◆ **Task description**:
Below are entries to be transcribed exactly; exclude the pictures from the copy.

◆ **Given records**:

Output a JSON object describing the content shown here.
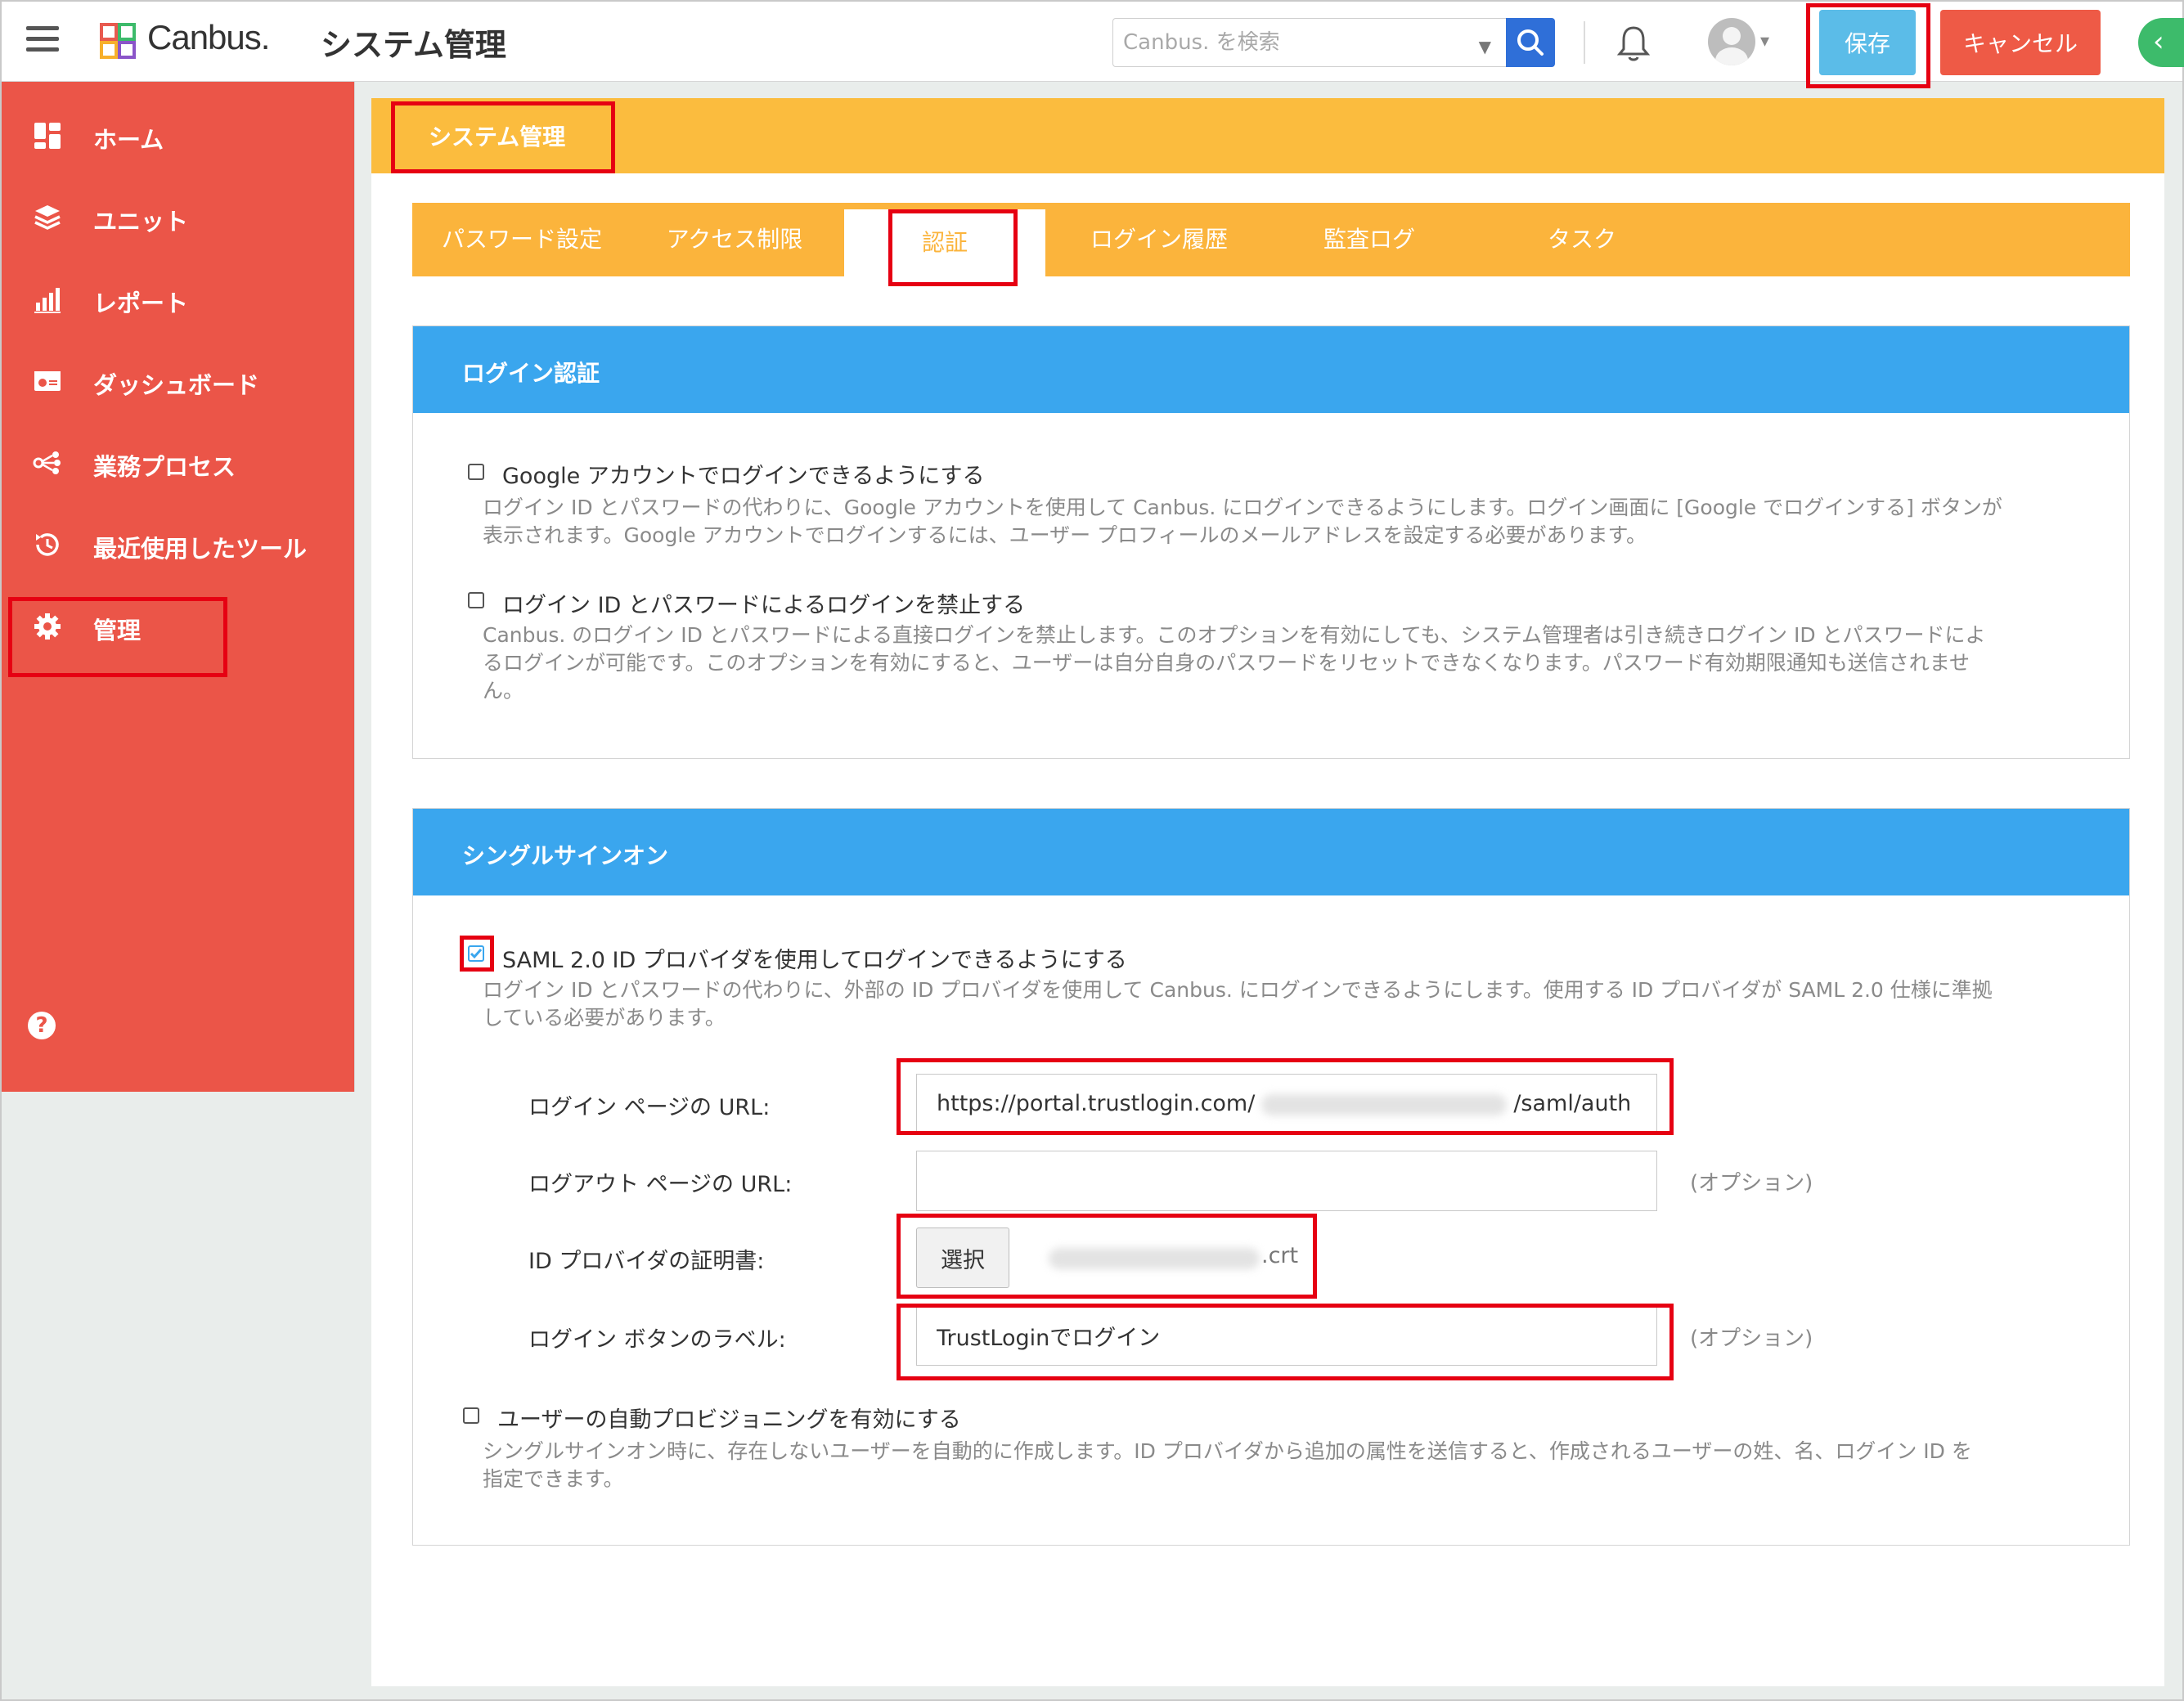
{
  "header": {
    "logo_text": "Canbus.",
    "app_title": "システム管理",
    "search_placeholder": "Canbus. を検索",
    "save_label": "保存",
    "cancel_label": "キャンセル",
    "icons": [
      "hamburger-icon",
      "search-icon",
      "bell-icon",
      "avatar-icon",
      "chevron-left-icon"
    ]
  },
  "sidebar": {
    "items": [
      {
        "label": "ホーム",
        "icon": "home-grid-icon"
      },
      {
        "label": "ユニット",
        "icon": "layers-icon"
      },
      {
        "label": "レポート",
        "icon": "bar-chart-icon"
      },
      {
        "label": "ダッシュボード",
        "icon": "dashboard-icon"
      },
      {
        "label": "業務プロセス",
        "icon": "process-icon"
      },
      {
        "label": "最近使用したツール",
        "icon": "history-icon"
      },
      {
        "label": "管理",
        "icon": "gear-icon"
      }
    ],
    "help_icon": "?"
  },
  "page": {
    "title": "システム管理",
    "tabs": [
      "パスワード設定",
      "アクセス制限",
      "認証",
      "ログイン履歴",
      "監査ログ",
      "タスク"
    ],
    "active_tab": "認証"
  },
  "login_auth": {
    "title": "ログイン認証",
    "google": {
      "label": "Google アカウントでログインできるようにする",
      "desc1": "ログイン ID とパスワードの代わりに、Google アカウントを使用して Canbus. にログインできるようにします。ログイン画面に [Google でログインする] ボタンが",
      "desc2": "表示されます。Google アカウントでログインするには、ユーザー プロフィールのメールアドレスを設定する必要があります。",
      "checked": false
    },
    "disable_password": {
      "label": "ログイン ID とパスワードによるログインを禁止する",
      "desc1": "Canbus. のログイン ID とパスワードによる直接ログインを禁止します。このオプションを有効にしても、システム管理者は引き続きログイン ID とパスワードによ",
      "desc2": "るログインが可能です。このオプションを有効にすると、ユーザーは自分自身のパスワードをリセットできなくなります。パスワード有効期限通知も送信されませ",
      "desc3": "ん。",
      "checked": false
    }
  },
  "sso": {
    "title": "シングルサインオン",
    "saml": {
      "label": "SAML 2.0 ID プロバイダを使用してログインできるようにする",
      "desc1": "ログイン ID とパスワードの代わりに、外部の ID プロバイダを使用して Canbus. にログインできるようにします。使用する ID プロバイダが SAML 2.0 仕様に準拠",
      "desc2": "している必要があります。",
      "checked": true
    },
    "fields": {
      "login_url_label": "ログイン ページの URL:",
      "login_url_prefix": "https://portal.trustlogin.com/",
      "login_url_suffix": "/saml/auth",
      "logout_url_label": "ログアウト ページの URL:",
      "logout_url_value": "",
      "cert_label": "ID プロバイダの証明書:",
      "cert_button": "選択",
      "cert_ext": ".crt",
      "button_label_label": "ログイン ボタンのラベル:",
      "button_label_value": "TrustLoginでログイン",
      "optional": "(オプション)"
    },
    "provisioning": {
      "label": "ユーザーの自動プロビジョニングを有効にする",
      "desc1": "シングルサインオン時に、存在しないユーザーを自動的に作成します。ID プロバイダから追加の属性を送信すると、作成されるユーザーの姓、名、ログイン ID を",
      "desc2": "指定できます。",
      "checked": false
    }
  },
  "colors": {
    "sidebar": "#eb5548",
    "accent_orange": "#fbbc3e",
    "panel_blue": "#3aa6ee",
    "save_blue": "#5bbce8",
    "cancel_red": "#ee5a46",
    "highlight_red": "#e60012"
  }
}
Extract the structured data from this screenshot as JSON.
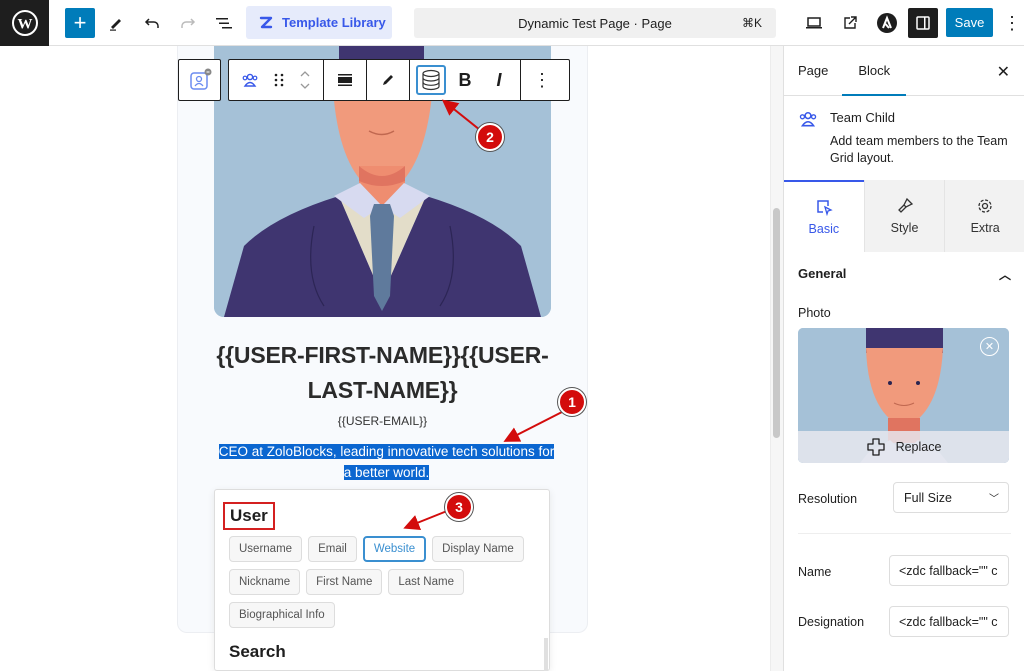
{
  "topbar": {
    "template_library_label": "Template Library",
    "command_title": "Dynamic Test Page · Page",
    "command_shortcut": "⌘K",
    "save_label": "Save"
  },
  "block_toolbar": {
    "tools": [
      "parent-block",
      "team-child",
      "drag",
      "move-up-down",
      "align",
      "edit",
      "dynamic-content",
      "bold",
      "italic",
      "more-options"
    ],
    "bold_label": "B",
    "italic_label": "I",
    "active_tool": "dynamic-content"
  },
  "card": {
    "name": "{{USER-FIRST-NAME}}{{USER-LAST-NAME}}",
    "email": "{{USER-EMAIL}}",
    "bio": "CEO at ZoloBlocks, leading innovative tech solutions for a better world."
  },
  "popover": {
    "section_title": "User",
    "chips": [
      "Username",
      "Email",
      "Website",
      "Display Name",
      "Nickname",
      "First Name",
      "Last Name",
      "Biographical Info"
    ],
    "selected_chip": "Website",
    "next_section_title": "Search"
  },
  "callouts": [
    "1",
    "2",
    "3"
  ],
  "sidebar": {
    "tabs": [
      "Page",
      "Block"
    ],
    "active_tab": "Block",
    "block_title": "Team Child",
    "block_description": "Add team members to the Team Grid layout.",
    "segments": [
      "Basic",
      "Style",
      "Extra"
    ],
    "active_segment": "Basic",
    "section_title": "General",
    "photo_label": "Photo",
    "replace_label": "Replace",
    "resolution_label": "Resolution",
    "resolution_value": "Full Size",
    "name_label": "Name",
    "name_value": "<zdc fallback=\"\" c",
    "designation_label": "Designation",
    "designation_value": "<zdc fallback=\"\" c"
  }
}
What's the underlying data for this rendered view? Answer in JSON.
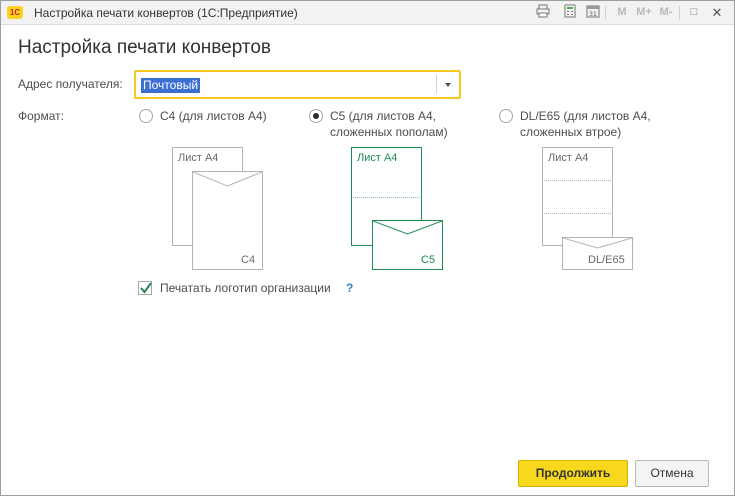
{
  "window": {
    "logo_text": "1С",
    "title": "Настройка печати конвертов  (1С:Предприятие)",
    "toolbar": {
      "memory_label": "M",
      "memory_plus_label": "M+",
      "memory_minus_label": "M-",
      "minimize_glyph": "□",
      "close_glyph": "✕"
    }
  },
  "form": {
    "heading": "Настройка печати конвертов",
    "recipient_address": {
      "label": "Адрес получателя:",
      "value": "Почтовый"
    },
    "format": {
      "label": "Формат:",
      "options": [
        {
          "line1": "C4 (для листов А4)",
          "line2": "",
          "selected": false
        },
        {
          "line1": "C5 (для листов А4,",
          "line2": "сложенных пополам)",
          "selected": true
        },
        {
          "line1": "DL/E65 (для листов А4,",
          "line2": "сложенных втрое)",
          "selected": false
        }
      ]
    },
    "illustrations": {
      "c4": {
        "sheet_label": "Лист А4",
        "envelope_label": "C4"
      },
      "c5": {
        "sheet_label": "Лист А4",
        "envelope_label": "C5"
      },
      "dl": {
        "sheet_label": "Лист А4",
        "envelope_label": "DL/E65"
      }
    },
    "print_logo": {
      "label": "Печатать логотип организации",
      "checked": true,
      "help": "?"
    }
  },
  "footer": {
    "continue_label": "Продолжить",
    "cancel_label": "Отмена"
  },
  "colors": {
    "accent_yellow": "#f8d81c",
    "selected_green": "#1e8a52",
    "link_blue": "#3b77c4",
    "selection_blue": "#3b6fd1"
  }
}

◆ **Right answer**:
Output a JSON object describing the content shown here.
{
  "header": {
    "logo_text": "Canbus.",
    "app_title": "システム管理",
    "search_placeholder": "Canbus. を検索",
    "save_label": "保存",
    "cancel_label": "キャンセル",
    "icons": [
      "hamburger-icon",
      "search-icon",
      "bell-icon",
      "avatar-icon",
      "chevron-left-icon"
    ]
  },
  "sidebar": {
    "items": [
      {
        "label": "ホーム",
        "icon": "home-grid-icon"
      },
      {
        "label": "ユニット",
        "icon": "layers-icon"
      },
      {
        "label": "レポート",
        "icon": "bar-chart-icon"
      },
      {
        "label": "ダッシュボード",
        "icon": "dashboard-icon"
      },
      {
        "label": "業務プロセス",
        "icon": "process-icon"
      },
      {
        "label": "最近使用したツール",
        "icon": "history-icon"
      },
      {
        "label": "管理",
        "icon": "gear-icon"
      }
    ],
    "help_icon": "?"
  },
  "page": {
    "title": "システム管理",
    "tabs": [
      "パスワード設定",
      "アクセス制限",
      "認証",
      "ログイン履歴",
      "監査ログ",
      "タスク"
    ],
    "active_tab": "認証"
  },
  "login_auth": {
    "title": "ログイン認証",
    "google": {
      "label": "Google アカウントでログインできるようにする",
      "desc1": "ログイン ID とパスワードの代わりに、Google アカウントを使用して Canbus. にログインできるようにします。ログイン画面に [Google でログインする] ボタンが",
      "desc2": "表示されます。Google アカウントでログインするには、ユーザー プロフィールのメールアドレスを設定する必要があります。",
      "checked": false
    },
    "disable_password": {
      "label": "ログイン ID とパスワードによるログインを禁止する",
      "desc1": "Canbus. のログイン ID とパスワードによる直接ログインを禁止します。このオプションを有効にしても、システム管理者は引き続きログイン ID とパスワードによ",
      "desc2": "るログインが可能です。このオプションを有効にすると、ユーザーは自分自身のパスワードをリセットできなくなります。パスワード有効期限通知も送信されませ",
      "desc3": "ん。",
      "checked": false
    }
  },
  "sso": {
    "title": "シングルサインオン",
    "saml": {
      "label": "SAML 2.0 ID プロバイダを使用してログインできるようにする",
      "desc1": "ログイン ID とパスワードの代わりに、外部の ID プロバイダを使用して Canbus. にログインできるようにします。使用する ID プロバイダが SAML 2.0 仕様に準拠",
      "desc2": "している必要があります。",
      "checked": true
    },
    "fields": {
      "login_url_label": "ログイン ページの URL:",
      "login_url_prefix": "https://portal.trustlogin.com/",
      "login_url_suffix": "/saml/auth",
      "logout_url_label": "ログアウト ページの URL:",
      "logout_url_value": "",
      "cert_label": "ID プロバイダの証明書:",
      "cert_button": "選択",
      "cert_ext": ".crt",
      "button_label_label": "ログイン ボタンのラベル:",
      "button_label_value": "TrustLoginでログイン",
      "optional": "(オプション)"
    },
    "provisioning": {
      "label": "ユーザーの自動プロビジョニングを有効にする",
      "desc1": "シングルサインオン時に、存在しないユーザーを自動的に作成します。ID プロバイダから追加の属性を送信すると、作成されるユーザーの姓、名、ログイン ID を",
      "desc2": "指定できます。",
      "checked": false
    }
  },
  "colors": {
    "sidebar": "#eb5548",
    "accent_orange": "#fbbc3e",
    "panel_blue": "#3aa6ee",
    "save_blue": "#5bbce8",
    "cancel_red": "#ee5a46",
    "highlight_red": "#e60012"
  }
}
Extract the structured data from this screenshot as JSON.
{
  "topbar": {
    "template_library_label": "Template Library",
    "command_title": "Dynamic Test Page · Page",
    "command_shortcut": "⌘K",
    "save_label": "Save"
  },
  "block_toolbar": {
    "tools": [
      "parent-block",
      "team-child",
      "drag",
      "move-up-down",
      "align",
      "edit",
      "dynamic-content",
      "bold",
      "italic",
      "more-options"
    ],
    "bold_label": "B",
    "italic_label": "I",
    "active_tool": "dynamic-content"
  },
  "card": {
    "name": "{{USER-FIRST-NAME}}{{USER-LAST-NAME}}",
    "email": "{{USER-EMAIL}}",
    "bio": "CEO at ZoloBlocks, leading innovative tech solutions for a better world."
  },
  "popover": {
    "section_title": "User",
    "chips": [
      "Username",
      "Email",
      "Website",
      "Display Name",
      "Nickname",
      "First Name",
      "Last Name",
      "Biographical Info"
    ],
    "selected_chip": "Website",
    "next_section_title": "Search"
  },
  "callouts": [
    "1",
    "2",
    "3"
  ],
  "sidebar": {
    "tabs": [
      "Page",
      "Block"
    ],
    "active_tab": "Block",
    "block_title": "Team Child",
    "block_description": "Add team members to the Team Grid layout.",
    "segments": [
      "Basic",
      "Style",
      "Extra"
    ],
    "active_segment": "Basic",
    "section_title": "General",
    "photo_label": "Photo",
    "replace_label": "Replace",
    "resolution_label": "Resolution",
    "resolution_value": "Full Size",
    "name_label": "Name",
    "name_value": "<zdc fallback=\"\" c",
    "designation_label": "Designation",
    "designation_value": "<zdc fallback=\"\" c"
  }
}
What's the underlying data for this rendered view? Answer in JSON.
{
  "window": {
    "logo_text": "1С",
    "title": "Настройка печати конвертов  (1С:Предприятие)",
    "toolbar": {
      "memory_label": "M",
      "memory_plus_label": "M+",
      "memory_minus_label": "M-",
      "minimize_glyph": "□",
      "close_glyph": "✕"
    }
  },
  "form": {
    "heading": "Настройка печати конвертов",
    "recipient_address": {
      "label": "Адрес получателя:",
      "value": "Почтовый"
    },
    "format": {
      "label": "Формат:",
      "options": [
        {
          "line1": "C4 (для листов А4)",
          "line2": "",
          "selected": false
        },
        {
          "line1": "C5 (для листов А4,",
          "line2": "сложенных пополам)",
          "selected": true
        },
        {
          "line1": "DL/E65 (для листов А4,",
          "line2": "сложенных втрое)",
          "selected": false
        }
      ]
    },
    "illustrations": {
      "c4": {
        "sheet_label": "Лист А4",
        "envelope_label": "C4"
      },
      "c5": {
        "sheet_label": "Лист А4",
        "envelope_label": "C5"
      },
      "dl": {
        "sheet_label": "Лист А4",
        "envelope_label": "DL/E65"
      }
    },
    "print_logo": {
      "label": "Печатать логотип организации",
      "checked": true,
      "help": "?"
    }
  },
  "footer": {
    "continue_label": "Продолжить",
    "cancel_label": "Отмена"
  },
  "colors": {
    "accent_yellow": "#f8d81c",
    "selected_green": "#1e8a52",
    "link_blue": "#3b77c4",
    "selection_blue": "#3b6fd1"
  }
}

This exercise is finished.